*Page*:
==========
3 questions à Eve Truilhé-Marengo sur les discussions européennes concernant l’utilisation du glyphosate
Le glyphosate, molécule contenue dans le Roundup, un herbicide commercialisé depuis 1974 par Monsanto, est très largement utilisé et selon des études scientifiques récentes potentiellement cancérigène.
En vertu de la législation européenne, en tant que produit phytopharmaceutique, pour être commercialisé sur le territoire de l’Union européenne, le glyphosate doit faire l’objet d’une autorisation de mise sur le marché (règlement no 1107/2009 du 21 octobre 2009 concernant la mise sur le marché des produits phytopharmaceutiques). Les discussions concernant le renouvellement de cette autorisation sont en cours depuis deux ans. Au printemps 2016, la Commission européenne avait temporairement prolongé de 18 mois la licence du glyphosate qui arrivait à expiration (Règlement d’exécution 2016/1056 de la Commission du 29 juin 2016 modifiant le règlement d’exécution n° 540/2011 en ce qui concerne la prolongation de la période d’approbation de la substance active «glyphosate»). Cette autorisation temporaire arrive à échéance le 29 décembre. Or, à ce jour le blocage persiste au sein du système institutionnel européen.
==========
*Lignes de données*:

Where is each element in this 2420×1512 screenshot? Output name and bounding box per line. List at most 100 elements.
==========
*Consigne*: Reprenez l'article sur l'autorisation du glyphosate après sa dernière phrase et rédigez-en la suite.

*Réponse attendue*:
Décryptage des discussions en cours au sein de l’Union Européenne avec Eve Truilhé-Marengo, Directrice de recherche au CNRS, Chargée d’enseignement à la Faculté de droit d’Aix-Marseille et de Toulon et Responsable de la Clinique juridique de l’environnement, décrypte l’actualité européenne sur ce point.
« La question de la fiabilité des études scientifiques est centrale, celle de l’indépendance des experts tout autant »
Quel est l’objet des discussions des différentes institutions européennes autour du glyphosate ?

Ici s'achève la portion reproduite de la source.